DIRECTIONS: Quote each line of the material verbatim, without the pictures.

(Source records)

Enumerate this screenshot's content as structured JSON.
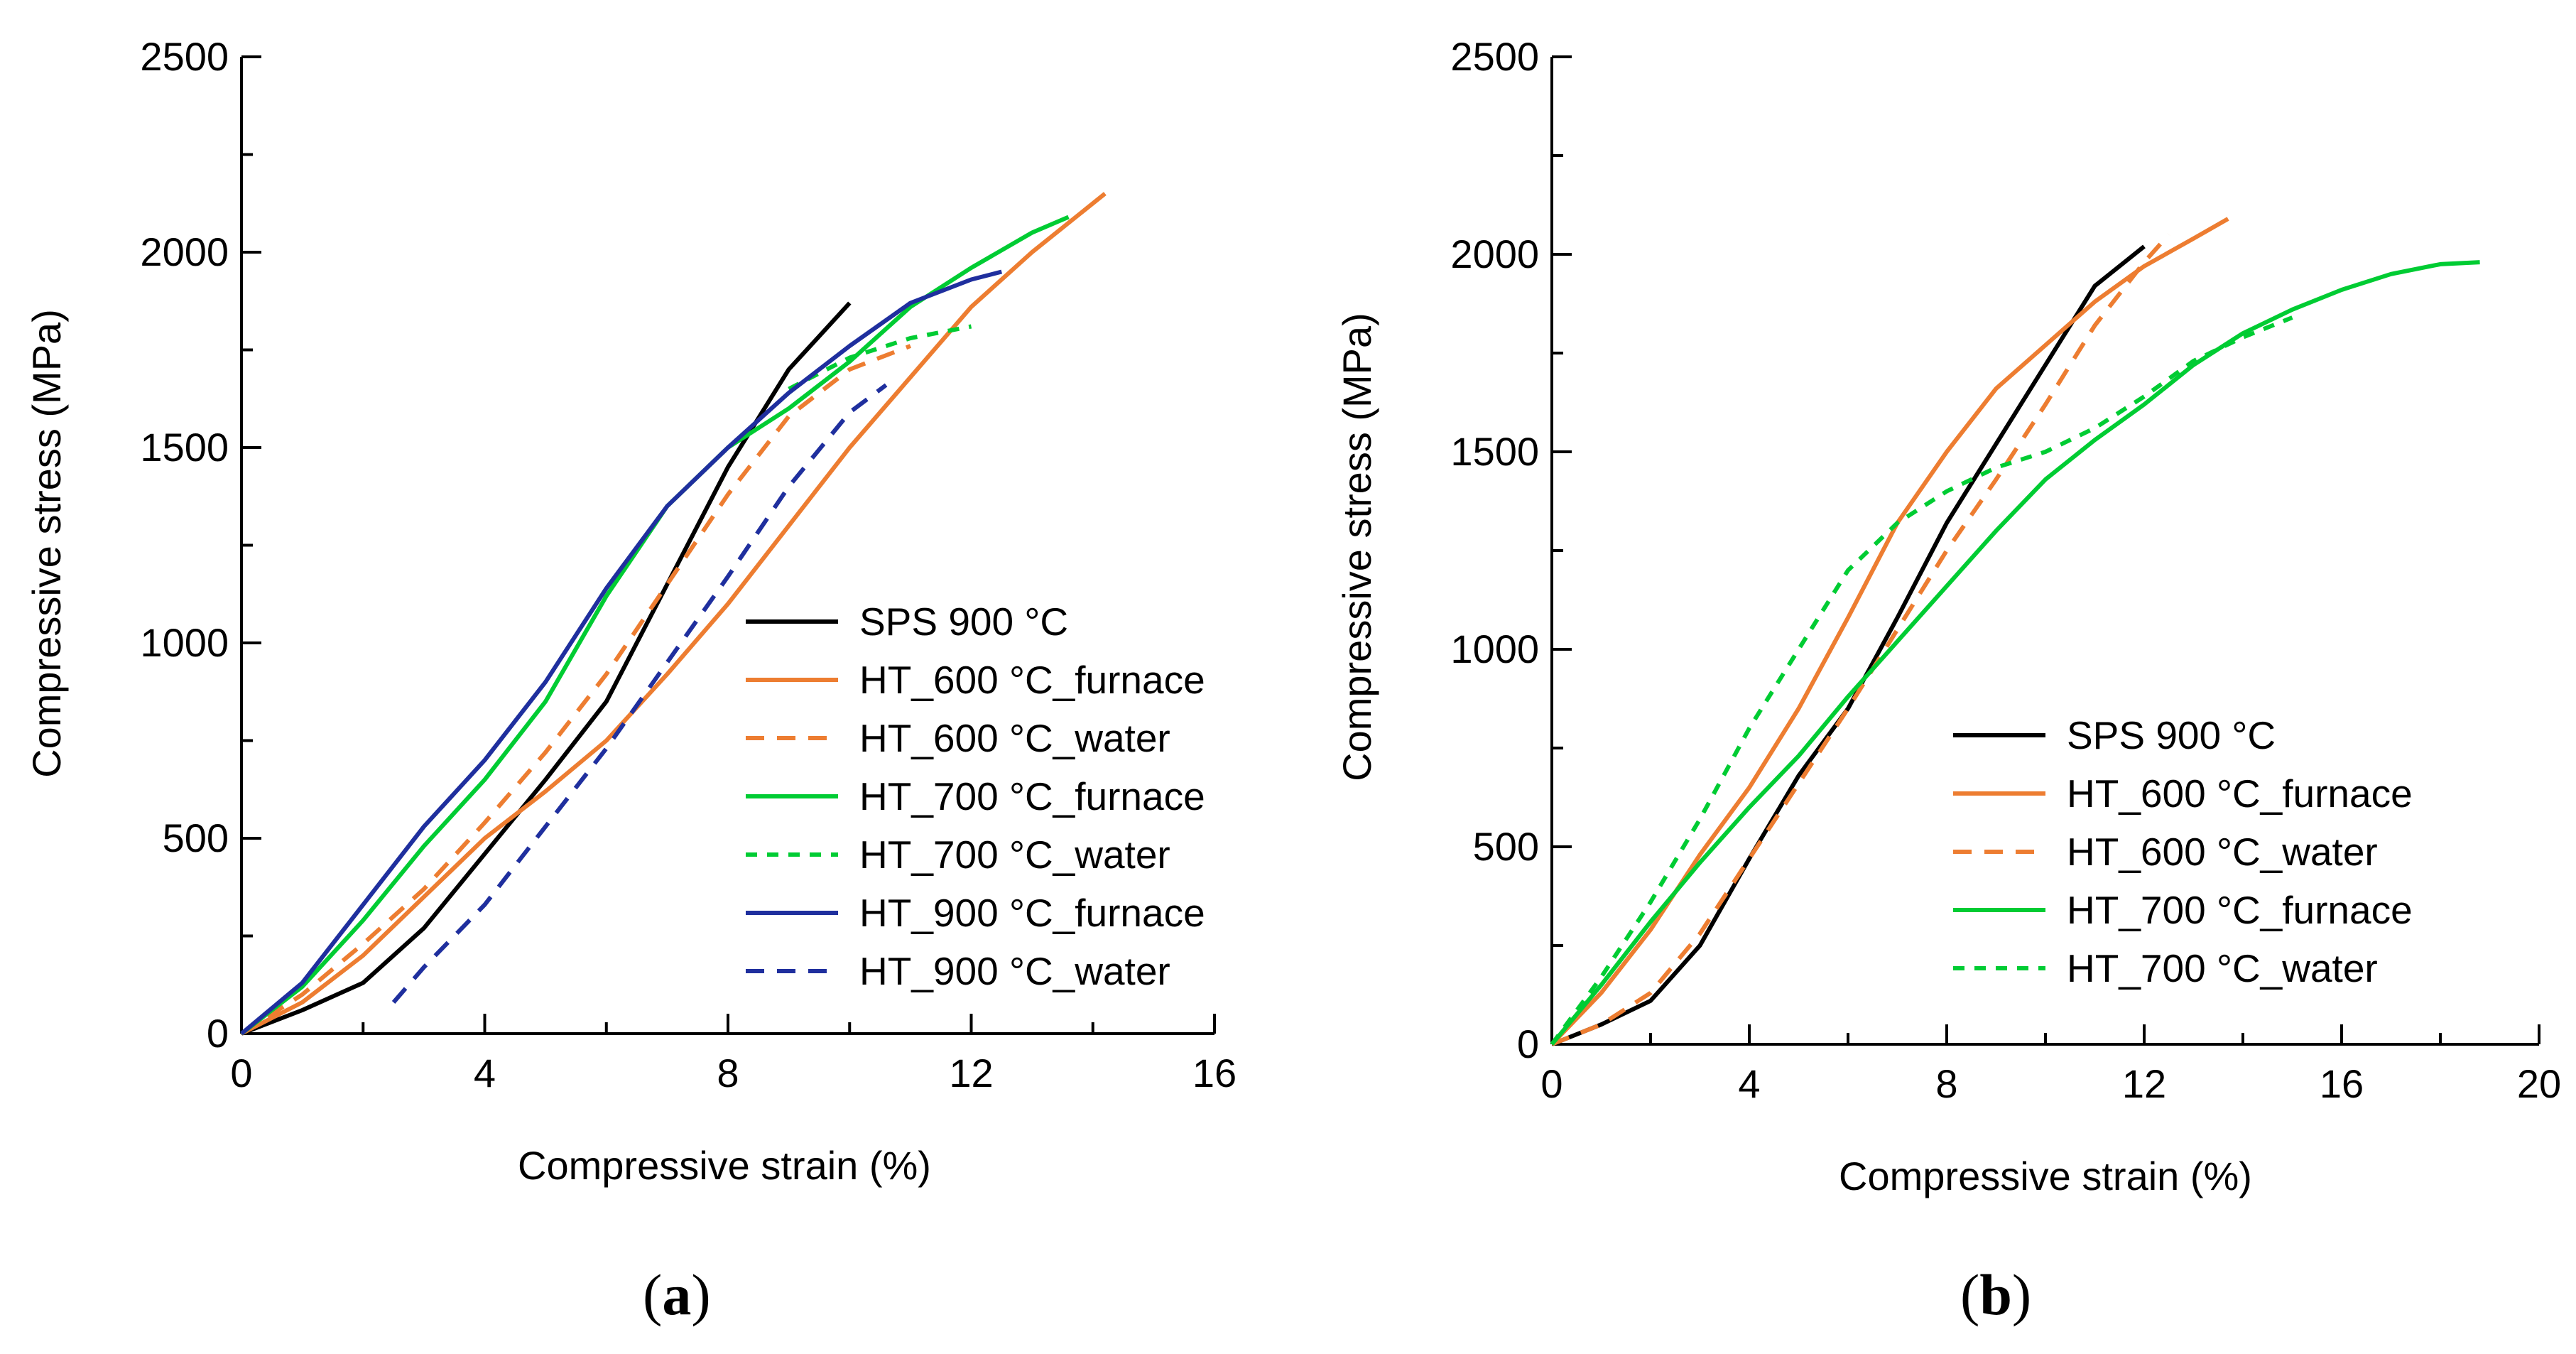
{
  "colors": {
    "black": "#000000",
    "orange": "#ED7D31",
    "green": "#00CC33",
    "blue": "#1F2F9E"
  },
  "chart_data": [
    {
      "type": "line",
      "panel": "a",
      "panel_label": {
        "open": "(",
        "letter": "a",
        "close": ")"
      },
      "xlabel": "Compressive strain (%)",
      "ylabel": "Compressive stress (MPa)",
      "xlim": [
        0,
        16
      ],
      "ylim": [
        0,
        2500
      ],
      "xticks": [
        0,
        4,
        8,
        12,
        16
      ],
      "xtick_labels": [
        "0",
        "4",
        "8",
        "12",
        "16"
      ],
      "yticks": [
        0,
        500,
        1000,
        1500,
        2000,
        2500
      ],
      "ytick_labels": [
        "0",
        "500",
        "1000",
        "1500",
        "2000",
        "2500"
      ],
      "grid": false,
      "legend_position": "lower-right",
      "series": [
        {
          "name": "SPS 900 °C",
          "color": "black",
          "style": "solid",
          "x": [
            0,
            1,
            2,
            3,
            4,
            5,
            6,
            7,
            8,
            9,
            10
          ],
          "y": [
            0,
            60,
            130,
            270,
            460,
            650,
            850,
            1150,
            1450,
            1700,
            1870
          ]
        },
        {
          "name": "HT_600 °C_furnace",
          "color": "orange",
          "style": "solid",
          "x": [
            0,
            1,
            2,
            3,
            4,
            5,
            6,
            7,
            8,
            9,
            10,
            11,
            12,
            13,
            14.2
          ],
          "y": [
            0,
            80,
            200,
            350,
            500,
            620,
            750,
            920,
            1100,
            1300,
            1500,
            1680,
            1860,
            2000,
            2150
          ]
        },
        {
          "name": "HT_600 °C_water",
          "color": "orange",
          "style": "dashed",
          "x": [
            0,
            1,
            2,
            3,
            4,
            5,
            6,
            7,
            8,
            9,
            10,
            11
          ],
          "y": [
            0,
            100,
            230,
            370,
            540,
            720,
            920,
            1150,
            1380,
            1580,
            1700,
            1760
          ]
        },
        {
          "name": "HT_700 °C_furnace",
          "color": "green",
          "style": "solid",
          "x": [
            0,
            1,
            2,
            3,
            4,
            5,
            6,
            7,
            8,
            9,
            10,
            11,
            12,
            13,
            13.6
          ],
          "y": [
            0,
            120,
            290,
            480,
            650,
            850,
            1120,
            1350,
            1500,
            1600,
            1720,
            1860,
            1960,
            2050,
            2090
          ]
        },
        {
          "name": "HT_700 °C_water",
          "color": "green",
          "style": "dotted",
          "x": [
            9,
            10,
            11,
            12
          ],
          "y": [
            1650,
            1730,
            1780,
            1810
          ]
        },
        {
          "name": "HT_900 °C_furnace",
          "color": "blue",
          "style": "solid",
          "x": [
            0,
            1,
            2,
            3,
            4,
            5,
            6,
            7,
            8,
            9,
            10,
            11,
            12,
            12.5
          ],
          "y": [
            0,
            130,
            330,
            530,
            700,
            900,
            1140,
            1350,
            1500,
            1640,
            1760,
            1870,
            1930,
            1950
          ]
        },
        {
          "name": "HT_900 °C_water",
          "color": "blue",
          "style": "dashed",
          "x": [
            2.5,
            3,
            4,
            5,
            6,
            7,
            8,
            9,
            10,
            10.6
          ],
          "y": [
            80,
            170,
            330,
            530,
            730,
            950,
            1170,
            1400,
            1590,
            1660
          ]
        }
      ]
    },
    {
      "type": "line",
      "panel": "b",
      "panel_label": {
        "open": "(",
        "letter": "b",
        "close": ")"
      },
      "xlabel": "Compressive strain (%)",
      "ylabel": "Compressive stress (MPa)",
      "xlim": [
        0,
        20
      ],
      "ylim": [
        0,
        2500
      ],
      "xticks": [
        0,
        4,
        8,
        12,
        16,
        20
      ],
      "xtick_labels": [
        "0",
        "4",
        "8",
        "12",
        "16",
        "20"
      ],
      "yticks": [
        0,
        500,
        1000,
        1500,
        2000,
        2500
      ],
      "ytick_labels": [
        "0",
        "500",
        "1000",
        "1500",
        "2000",
        "2500"
      ],
      "grid": false,
      "legend_position": "lower-right",
      "series": [
        {
          "name": "SPS 900 °C",
          "color": "black",
          "style": "solid",
          "x": [
            0,
            1,
            2,
            3,
            4,
            5,
            6,
            7,
            8,
            9,
            10,
            11,
            12
          ],
          "y": [
            0,
            50,
            110,
            250,
            470,
            680,
            850,
            1080,
            1320,
            1520,
            1720,
            1920,
            2020
          ]
        },
        {
          "name": "HT_600 °C_furnace",
          "color": "orange",
          "style": "solid",
          "x": [
            0,
            1,
            2,
            3,
            4,
            5,
            6,
            7,
            8,
            9,
            10,
            11,
            12,
            13,
            13.7
          ],
          "y": [
            0,
            130,
            290,
            480,
            650,
            850,
            1080,
            1320,
            1500,
            1660,
            1770,
            1880,
            1970,
            2040,
            2090
          ]
        },
        {
          "name": "HT_600 °C_water",
          "color": "orange",
          "style": "dashed",
          "x": [
            0,
            1,
            2,
            3,
            4,
            5,
            6,
            7,
            8,
            9,
            10,
            11,
            12,
            12.5
          ],
          "y": [
            0,
            50,
            130,
            280,
            470,
            660,
            850,
            1050,
            1250,
            1430,
            1620,
            1820,
            1980,
            2050
          ]
        },
        {
          "name": "HT_700 °C_furnace",
          "color": "green",
          "style": "solid",
          "x": [
            0,
            1,
            2,
            3,
            4,
            5,
            6,
            7,
            8,
            9,
            10,
            11,
            12,
            13,
            14,
            15,
            16,
            17,
            18,
            18.8
          ],
          "y": [
            0,
            150,
            310,
            460,
            600,
            730,
            880,
            1020,
            1160,
            1300,
            1430,
            1530,
            1620,
            1720,
            1800,
            1860,
            1910,
            1950,
            1975,
            1980
          ]
        },
        {
          "name": "HT_700 °C_water",
          "color": "green",
          "style": "dotted",
          "x": [
            0,
            1,
            2,
            3,
            4,
            5,
            6,
            7,
            8,
            9,
            10,
            11,
            12,
            13,
            14,
            15
          ],
          "y": [
            0,
            170,
            360,
            570,
            800,
            1000,
            1200,
            1320,
            1400,
            1460,
            1500,
            1560,
            1640,
            1730,
            1790,
            1840
          ]
        }
      ]
    }
  ]
}
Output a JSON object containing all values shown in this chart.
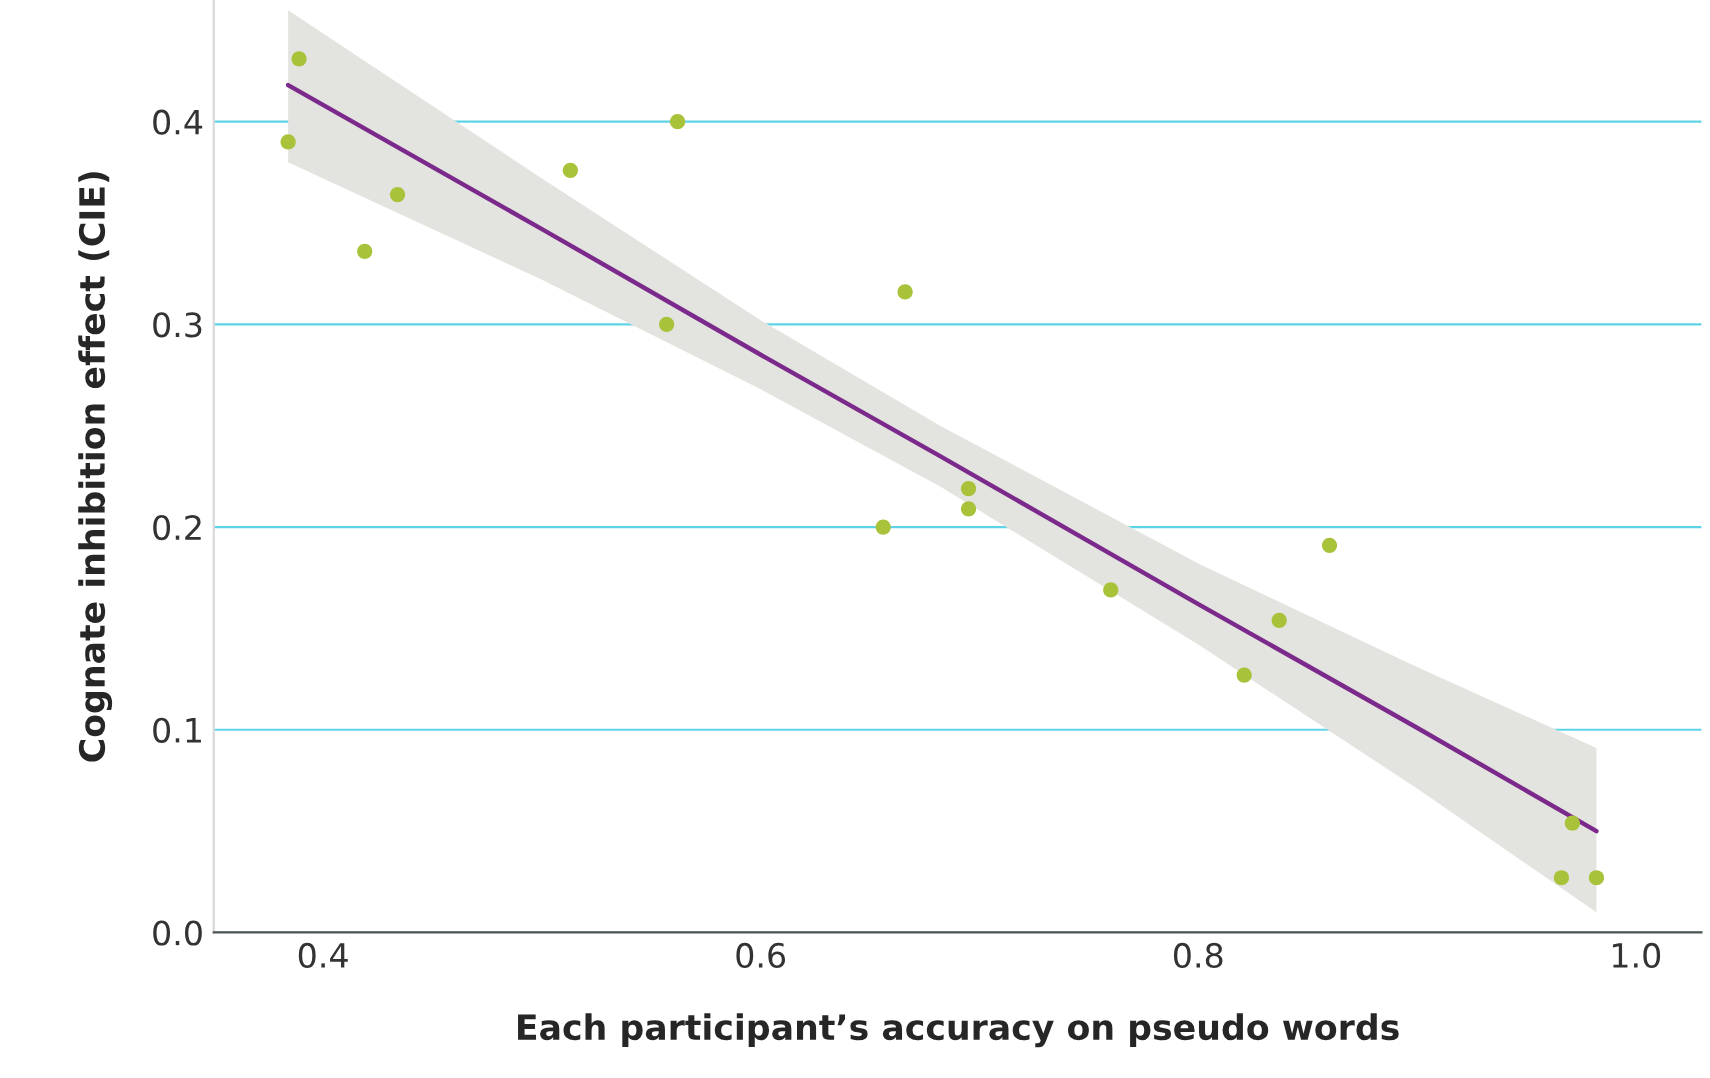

ANSWER TO THE PROBLEM:
Enumerate this screenshot's content as structured JSON.
{
  "colors": {
    "black": "#000000",
    "orange": "#ED7D31",
    "green": "#00CC33",
    "blue": "#1F2F9E"
  },
  "chart_data": [
    {
      "type": "line",
      "panel": "a",
      "panel_label": {
        "open": "(",
        "letter": "a",
        "close": ")"
      },
      "xlabel": "Compressive strain (%)",
      "ylabel": "Compressive stress (MPa)",
      "xlim": [
        0,
        16
      ],
      "ylim": [
        0,
        2500
      ],
      "xticks": [
        0,
        4,
        8,
        12,
        16
      ],
      "xtick_labels": [
        "0",
        "4",
        "8",
        "12",
        "16"
      ],
      "yticks": [
        0,
        500,
        1000,
        1500,
        2000,
        2500
      ],
      "ytick_labels": [
        "0",
        "500",
        "1000",
        "1500",
        "2000",
        "2500"
      ],
      "grid": false,
      "legend_position": "lower-right",
      "series": [
        {
          "name": "SPS 900 °C",
          "color": "black",
          "style": "solid",
          "x": [
            0,
            1,
            2,
            3,
            4,
            5,
            6,
            7,
            8,
            9,
            10
          ],
          "y": [
            0,
            60,
            130,
            270,
            460,
            650,
            850,
            1150,
            1450,
            1700,
            1870
          ]
        },
        {
          "name": "HT_600 °C_furnace",
          "color": "orange",
          "style": "solid",
          "x": [
            0,
            1,
            2,
            3,
            4,
            5,
            6,
            7,
            8,
            9,
            10,
            11,
            12,
            13,
            14.2
          ],
          "y": [
            0,
            80,
            200,
            350,
            500,
            620,
            750,
            920,
            1100,
            1300,
            1500,
            1680,
            1860,
            2000,
            2150
          ]
        },
        {
          "name": "HT_600 °C_water",
          "color": "orange",
          "style": "dashed",
          "x": [
            0,
            1,
            2,
            3,
            4,
            5,
            6,
            7,
            8,
            9,
            10,
            11
          ],
          "y": [
            0,
            100,
            230,
            370,
            540,
            720,
            920,
            1150,
            1380,
            1580,
            1700,
            1760
          ]
        },
        {
          "name": "HT_700 °C_furnace",
          "color": "green",
          "style": "solid",
          "x": [
            0,
            1,
            2,
            3,
            4,
            5,
            6,
            7,
            8,
            9,
            10,
            11,
            12,
            13,
            13.6
          ],
          "y": [
            0,
            120,
            290,
            480,
            650,
            850,
            1120,
            1350,
            1500,
            1600,
            1720,
            1860,
            1960,
            2050,
            2090
          ]
        },
        {
          "name": "HT_700 °C_water",
          "color": "green",
          "style": "dotted",
          "x": [
            9,
            10,
            11,
            12
          ],
          "y": [
            1650,
            1730,
            1780,
            1810
          ]
        },
        {
          "name": "HT_900 °C_furnace",
          "color": "blue",
          "style": "solid",
          "x": [
            0,
            1,
            2,
            3,
            4,
            5,
            6,
            7,
            8,
            9,
            10,
            11,
            12,
            12.5
          ],
          "y": [
            0,
            130,
            330,
            530,
            700,
            900,
            1140,
            1350,
            1500,
            1640,
            1760,
            1870,
            1930,
            1950
          ]
        },
        {
          "name": "HT_900 °C_water",
          "color": "blue",
          "style": "dashed",
          "x": [
            2.5,
            3,
            4,
            5,
            6,
            7,
            8,
            9,
            10,
            10.6
          ],
          "y": [
            80,
            170,
            330,
            530,
            730,
            950,
            1170,
            1400,
            1590,
            1660
          ]
        }
      ]
    },
    {
      "type": "line",
      "panel": "b",
      "panel_label": {
        "open": "(",
        "letter": "b",
        "close": ")"
      },
      "xlabel": "Compressive strain (%)",
      "ylabel": "Compressive stress (MPa)",
      "xlim": [
        0,
        20
      ],
      "ylim": [
        0,
        2500
      ],
      "xticks": [
        0,
        4,
        8,
        12,
        16,
        20
      ],
      "xtick_labels": [
        "0",
        "4",
        "8",
        "12",
        "16",
        "20"
      ],
      "yticks": [
        0,
        500,
        1000,
        1500,
        2000,
        2500
      ],
      "ytick_labels": [
        "0",
        "500",
        "1000",
        "1500",
        "2000",
        "2500"
      ],
      "grid": false,
      "legend_position": "lower-right",
      "series": [
        {
          "name": "SPS 900 °C",
          "color": "black",
          "style": "solid",
          "x": [
            0,
            1,
            2,
            3,
            4,
            5,
            6,
            7,
            8,
            9,
            10,
            11,
            12
          ],
          "y": [
            0,
            50,
            110,
            250,
            470,
            680,
            850,
            1080,
            1320,
            1520,
            1720,
            1920,
            2020
          ]
        },
        {
          "name": "HT_600 °C_furnace",
          "color": "orange",
          "style": "solid",
          "x": [
            0,
            1,
            2,
            3,
            4,
            5,
            6,
            7,
            8,
            9,
            10,
            11,
            12,
            13,
            13.7
          ],
          "y": [
            0,
            130,
            290,
            480,
            650,
            850,
            1080,
            1320,
            1500,
            1660,
            1770,
            1880,
            1970,
            2040,
            2090
          ]
        },
        {
          "name": "HT_600 °C_water",
          "color": "orange",
          "style": "dashed",
          "x": [
            0,
            1,
            2,
            3,
            4,
            5,
            6,
            7,
            8,
            9,
            10,
            11,
            12,
            12.5
          ],
          "y": [
            0,
            50,
            130,
            280,
            470,
            660,
            850,
            1050,
            1250,
            1430,
            1620,
            1820,
            1980,
            2050
          ]
        },
        {
          "name": "HT_700 °C_furnace",
          "color": "green",
          "style": "solid",
          "x": [
            0,
            1,
            2,
            3,
            4,
            5,
            6,
            7,
            8,
            9,
            10,
            11,
            12,
            13,
            14,
            15,
            16,
            17,
            18,
            18.8
          ],
          "y": [
            0,
            150,
            310,
            460,
            600,
            730,
            880,
            1020,
            1160,
            1300,
            1430,
            1530,
            1620,
            1720,
            1800,
            1860,
            1910,
            1950,
            1975,
            1980
          ]
        },
        {
          "name": "HT_700 °C_water",
          "color": "green",
          "style": "dotted",
          "x": [
            0,
            1,
            2,
            3,
            4,
            5,
            6,
            7,
            8,
            9,
            10,
            11,
            12,
            13,
            14,
            15
          ],
          "y": [
            0,
            170,
            360,
            570,
            800,
            1000,
            1200,
            1320,
            1400,
            1460,
            1500,
            1560,
            1640,
            1730,
            1790,
            1840
          ]
        }
      ]
    }
  ]
}
Output a JSON object containing all values shown in this chart.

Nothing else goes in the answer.